* Problem description
Below are some records; reproduce every one of them exactly.

* start *

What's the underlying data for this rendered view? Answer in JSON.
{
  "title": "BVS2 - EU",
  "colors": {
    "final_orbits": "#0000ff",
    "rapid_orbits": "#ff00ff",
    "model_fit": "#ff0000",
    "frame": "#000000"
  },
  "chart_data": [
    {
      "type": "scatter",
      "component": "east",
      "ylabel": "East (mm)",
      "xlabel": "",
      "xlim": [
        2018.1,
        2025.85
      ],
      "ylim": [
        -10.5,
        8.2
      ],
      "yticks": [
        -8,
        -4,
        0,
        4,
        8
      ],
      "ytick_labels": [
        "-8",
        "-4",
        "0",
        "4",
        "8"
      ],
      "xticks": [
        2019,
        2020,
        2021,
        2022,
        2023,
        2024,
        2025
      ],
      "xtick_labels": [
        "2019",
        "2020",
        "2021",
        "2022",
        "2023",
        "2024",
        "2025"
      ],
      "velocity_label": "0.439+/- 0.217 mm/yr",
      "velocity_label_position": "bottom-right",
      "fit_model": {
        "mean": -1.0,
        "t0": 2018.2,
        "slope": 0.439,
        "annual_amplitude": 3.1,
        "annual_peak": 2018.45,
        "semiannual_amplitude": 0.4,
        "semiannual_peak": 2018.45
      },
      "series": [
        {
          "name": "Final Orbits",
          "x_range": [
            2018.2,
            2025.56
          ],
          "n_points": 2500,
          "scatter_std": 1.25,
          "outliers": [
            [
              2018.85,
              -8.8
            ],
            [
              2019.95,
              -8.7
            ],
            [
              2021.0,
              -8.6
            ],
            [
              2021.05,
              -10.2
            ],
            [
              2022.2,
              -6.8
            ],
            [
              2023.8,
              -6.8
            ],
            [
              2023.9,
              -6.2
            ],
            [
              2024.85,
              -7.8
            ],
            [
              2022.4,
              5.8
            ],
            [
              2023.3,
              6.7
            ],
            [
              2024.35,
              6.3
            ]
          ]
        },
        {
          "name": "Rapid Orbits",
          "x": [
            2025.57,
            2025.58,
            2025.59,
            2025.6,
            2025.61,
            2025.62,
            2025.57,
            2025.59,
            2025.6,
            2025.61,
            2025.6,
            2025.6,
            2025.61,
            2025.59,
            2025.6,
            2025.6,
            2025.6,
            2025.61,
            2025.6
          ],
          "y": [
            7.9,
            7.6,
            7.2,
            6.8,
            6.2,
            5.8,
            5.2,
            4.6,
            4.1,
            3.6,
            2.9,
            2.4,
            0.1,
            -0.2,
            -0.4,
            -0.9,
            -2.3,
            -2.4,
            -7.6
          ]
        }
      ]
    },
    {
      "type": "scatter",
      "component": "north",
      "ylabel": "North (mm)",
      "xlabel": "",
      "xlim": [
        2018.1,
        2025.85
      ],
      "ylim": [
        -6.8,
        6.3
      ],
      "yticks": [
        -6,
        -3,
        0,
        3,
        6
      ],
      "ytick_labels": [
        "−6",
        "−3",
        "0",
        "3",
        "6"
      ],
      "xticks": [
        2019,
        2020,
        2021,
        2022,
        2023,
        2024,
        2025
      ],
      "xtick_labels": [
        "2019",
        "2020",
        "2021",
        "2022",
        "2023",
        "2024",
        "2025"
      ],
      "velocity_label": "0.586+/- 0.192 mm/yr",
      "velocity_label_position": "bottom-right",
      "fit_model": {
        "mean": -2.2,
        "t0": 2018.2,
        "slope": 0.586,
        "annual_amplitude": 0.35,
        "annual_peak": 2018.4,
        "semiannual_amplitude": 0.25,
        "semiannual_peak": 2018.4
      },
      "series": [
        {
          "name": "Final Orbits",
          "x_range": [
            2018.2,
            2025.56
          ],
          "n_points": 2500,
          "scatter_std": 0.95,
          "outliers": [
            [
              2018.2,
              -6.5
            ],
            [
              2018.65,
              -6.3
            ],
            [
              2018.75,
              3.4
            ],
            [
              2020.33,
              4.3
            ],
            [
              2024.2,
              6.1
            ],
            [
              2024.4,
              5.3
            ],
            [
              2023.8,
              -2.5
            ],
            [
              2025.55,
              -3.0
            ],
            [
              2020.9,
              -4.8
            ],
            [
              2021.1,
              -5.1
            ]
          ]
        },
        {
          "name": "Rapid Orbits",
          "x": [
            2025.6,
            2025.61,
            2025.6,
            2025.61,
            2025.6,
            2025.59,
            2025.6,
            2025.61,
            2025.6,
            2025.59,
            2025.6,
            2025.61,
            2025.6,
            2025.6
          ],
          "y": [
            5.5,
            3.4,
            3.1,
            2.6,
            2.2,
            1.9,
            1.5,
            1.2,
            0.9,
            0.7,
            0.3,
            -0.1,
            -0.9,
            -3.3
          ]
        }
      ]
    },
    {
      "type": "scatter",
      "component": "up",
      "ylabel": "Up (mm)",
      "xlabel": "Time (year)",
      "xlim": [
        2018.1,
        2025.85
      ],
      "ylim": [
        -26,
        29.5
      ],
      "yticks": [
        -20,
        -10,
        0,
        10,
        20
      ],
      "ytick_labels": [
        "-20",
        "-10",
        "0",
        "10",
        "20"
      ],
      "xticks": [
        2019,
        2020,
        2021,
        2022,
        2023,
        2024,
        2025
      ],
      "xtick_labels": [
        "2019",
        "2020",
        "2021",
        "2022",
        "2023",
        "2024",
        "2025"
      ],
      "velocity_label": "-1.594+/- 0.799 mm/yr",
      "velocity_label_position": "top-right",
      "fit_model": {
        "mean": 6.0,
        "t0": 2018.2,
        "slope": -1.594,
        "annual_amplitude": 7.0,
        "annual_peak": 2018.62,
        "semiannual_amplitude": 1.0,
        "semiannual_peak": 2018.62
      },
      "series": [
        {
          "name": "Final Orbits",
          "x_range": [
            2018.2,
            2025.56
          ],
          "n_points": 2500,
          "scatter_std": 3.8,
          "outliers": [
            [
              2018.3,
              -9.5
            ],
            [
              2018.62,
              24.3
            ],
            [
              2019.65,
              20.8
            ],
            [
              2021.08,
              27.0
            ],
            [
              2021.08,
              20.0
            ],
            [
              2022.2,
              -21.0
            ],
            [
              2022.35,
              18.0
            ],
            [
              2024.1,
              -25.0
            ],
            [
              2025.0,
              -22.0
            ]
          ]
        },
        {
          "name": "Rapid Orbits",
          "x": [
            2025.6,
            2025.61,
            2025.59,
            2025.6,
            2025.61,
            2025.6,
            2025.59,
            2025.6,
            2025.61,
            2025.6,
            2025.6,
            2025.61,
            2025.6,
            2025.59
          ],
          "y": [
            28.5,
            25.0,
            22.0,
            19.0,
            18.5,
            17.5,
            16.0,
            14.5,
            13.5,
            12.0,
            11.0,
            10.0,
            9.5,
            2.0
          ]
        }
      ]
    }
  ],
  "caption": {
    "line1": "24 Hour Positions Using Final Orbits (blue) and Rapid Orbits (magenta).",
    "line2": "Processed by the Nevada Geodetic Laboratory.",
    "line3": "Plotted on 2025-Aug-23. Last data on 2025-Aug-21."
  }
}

* end *

* Response below
What's the underlying data for this rendered view? Answer in JSON.
{
  "title": "BVS2 - EU",
  "colors": {
    "final_orbits": "#0000ff",
    "rapid_orbits": "#ff00ff",
    "model_fit": "#ff0000",
    "frame": "#000000"
  },
  "chart_data": [
    {
      "type": "scatter",
      "component": "east",
      "ylabel": "East (mm)",
      "xlabel": "",
      "xlim": [
        2018.1,
        2025.85
      ],
      "ylim": [
        -10.5,
        8.2
      ],
      "yticks": [
        -8,
        -4,
        0,
        4,
        8
      ],
      "ytick_labels": [
        "-8",
        "-4",
        "0",
        "4",
        "8"
      ],
      "xticks": [
        2019,
        2020,
        2021,
        2022,
        2023,
        2024,
        2025
      ],
      "xtick_labels": [
        "2019",
        "2020",
        "2021",
        "2022",
        "2023",
        "2024",
        "2025"
      ],
      "velocity_label": "0.439+/- 0.217 mm/yr",
      "velocity_label_position": "bottom-right",
      "fit_model": {
        "mean": -1.0,
        "t0": 2018.2,
        "slope": 0.439,
        "annual_amplitude": 3.1,
        "annual_peak": 2018.45,
        "semiannual_amplitude": 0.4,
        "semiannual_peak": 2018.45
      },
      "series": [
        {
          "name": "Final Orbits",
          "x_range": [
            2018.2,
            2025.56
          ],
          "n_points": 2500,
          "scatter_std": 1.25,
          "outliers": [
            [
              2018.85,
              -8.8
            ],
            [
              2019.95,
              -8.7
            ],
            [
              2021.0,
              -8.6
            ],
            [
              2021.05,
              -10.2
            ],
            [
              2022.2,
              -6.8
            ],
            [
              2023.8,
              -6.8
            ],
            [
              2023.9,
              -6.2
            ],
            [
              2024.85,
              -7.8
            ],
            [
              2022.4,
              5.8
            ],
            [
              2023.3,
              6.7
            ],
            [
              2024.35,
              6.3
            ]
          ]
        },
        {
          "name": "Rapid Orbits",
          "x": [
            2025.57,
            2025.58,
            2025.59,
            2025.6,
            2025.61,
            2025.62,
            2025.57,
            2025.59,
            2025.6,
            2025.61,
            2025.6,
            2025.6,
            2025.61,
            2025.59,
            2025.6,
            2025.6,
            2025.6,
            2025.61,
            2025.6
          ],
          "y": [
            7.9,
            7.6,
            7.2,
            6.8,
            6.2,
            5.8,
            5.2,
            4.6,
            4.1,
            3.6,
            2.9,
            2.4,
            0.1,
            -0.2,
            -0.4,
            -0.9,
            -2.3,
            -2.4,
            -7.6
          ]
        }
      ]
    },
    {
      "type": "scatter",
      "component": "north",
      "ylabel": "North (mm)",
      "xlabel": "",
      "xlim": [
        2018.1,
        2025.85
      ],
      "ylim": [
        -6.8,
        6.3
      ],
      "yticks": [
        -6,
        -3,
        0,
        3,
        6
      ],
      "ytick_labels": [
        "−6",
        "−3",
        "0",
        "3",
        "6"
      ],
      "xticks": [
        2019,
        2020,
        2021,
        2022,
        2023,
        2024,
        2025
      ],
      "xtick_labels": [
        "2019",
        "2020",
        "2021",
        "2022",
        "2023",
        "2024",
        "2025"
      ],
      "velocity_label": "0.586+/- 0.192 mm/yr",
      "velocity_label_position": "bottom-right",
      "fit_model": {
        "mean": -2.2,
        "t0": 2018.2,
        "slope": 0.586,
        "annual_amplitude": 0.35,
        "annual_peak": 2018.4,
        "semiannual_amplitude": 0.25,
        "semiannual_peak": 2018.4
      },
      "series": [
        {
          "name": "Final Orbits",
          "x_range": [
            2018.2,
            2025.56
          ],
          "n_points": 2500,
          "scatter_std": 0.95,
          "outliers": [
            [
              2018.2,
              -6.5
            ],
            [
              2018.65,
              -6.3
            ],
            [
              2018.75,
              3.4
            ],
            [
              2020.33,
              4.3
            ],
            [
              2024.2,
              6.1
            ],
            [
              2024.4,
              5.3
            ],
            [
              2023.8,
              -2.5
            ],
            [
              2025.55,
              -3.0
            ],
            [
              2020.9,
              -4.8
            ],
            [
              2021.1,
              -5.1
            ]
          ]
        },
        {
          "name": "Rapid Orbits",
          "x": [
            2025.6,
            2025.61,
            2025.6,
            2025.61,
            2025.6,
            2025.59,
            2025.6,
            2025.61,
            2025.6,
            2025.59,
            2025.6,
            2025.61,
            2025.6,
            2025.6
          ],
          "y": [
            5.5,
            3.4,
            3.1,
            2.6,
            2.2,
            1.9,
            1.5,
            1.2,
            0.9,
            0.7,
            0.3,
            -0.1,
            -0.9,
            -3.3
          ]
        }
      ]
    },
    {
      "type": "scatter",
      "component": "up",
      "ylabel": "Up (mm)",
      "xlabel": "Time (year)",
      "xlim": [
        2018.1,
        2025.85
      ],
      "ylim": [
        -26,
        29.5
      ],
      "yticks": [
        -20,
        -10,
        0,
        10,
        20
      ],
      "ytick_labels": [
        "-20",
        "-10",
        "0",
        "10",
        "20"
      ],
      "xticks": [
        2019,
        2020,
        2021,
        2022,
        2023,
        2024,
        2025
      ],
      "xtick_labels": [
        "2019",
        "2020",
        "2021",
        "2022",
        "2023",
        "2024",
        "2025"
      ],
      "velocity_label": "-1.594+/- 0.799 mm/yr",
      "velocity_label_position": "top-right",
      "fit_model": {
        "mean": 6.0,
        "t0": 2018.2,
        "slope": -1.594,
        "annual_amplitude": 7.0,
        "annual_peak": 2018.62,
        "semiannual_amplitude": 1.0,
        "semiannual_peak": 2018.62
      },
      "series": [
        {
          "name": "Final Orbits",
          "x_range": [
            2018.2,
            2025.56
          ],
          "n_points": 2500,
          "scatter_std": 3.8,
          "outliers": [
            [
              2018.3,
              -9.5
            ],
            [
              2018.62,
              24.3
            ],
            [
              2019.65,
              20.8
            ],
            [
              2021.08,
              27.0
            ],
            [
              2021.08,
              20.0
            ],
            [
              2022.2,
              -21.0
            ],
            [
              2022.35,
              18.0
            ],
            [
              2024.1,
              -25.0
            ],
            [
              2025.0,
              -22.0
            ]
          ]
        },
        {
          "name": "Rapid Orbits",
          "x": [
            2025.6,
            2025.61,
            2025.59,
            2025.6,
            2025.61,
            2025.6,
            2025.59,
            2025.6,
            2025.61,
            2025.6,
            2025.6,
            2025.61,
            2025.6,
            2025.59
          ],
          "y": [
            28.5,
            25.0,
            22.0,
            19.0,
            18.5,
            17.5,
            16.0,
            14.5,
            13.5,
            12.0,
            11.0,
            10.0,
            9.5,
            2.0
          ]
        }
      ]
    }
  ],
  "caption": {
    "line1": "24 Hour Positions Using Final Orbits (blue) and Rapid Orbits (magenta).",
    "line2": "Processed by the Nevada Geodetic Laboratory.",
    "line3": "Plotted on 2025-Aug-23. Last data on 2025-Aug-21."
  }
}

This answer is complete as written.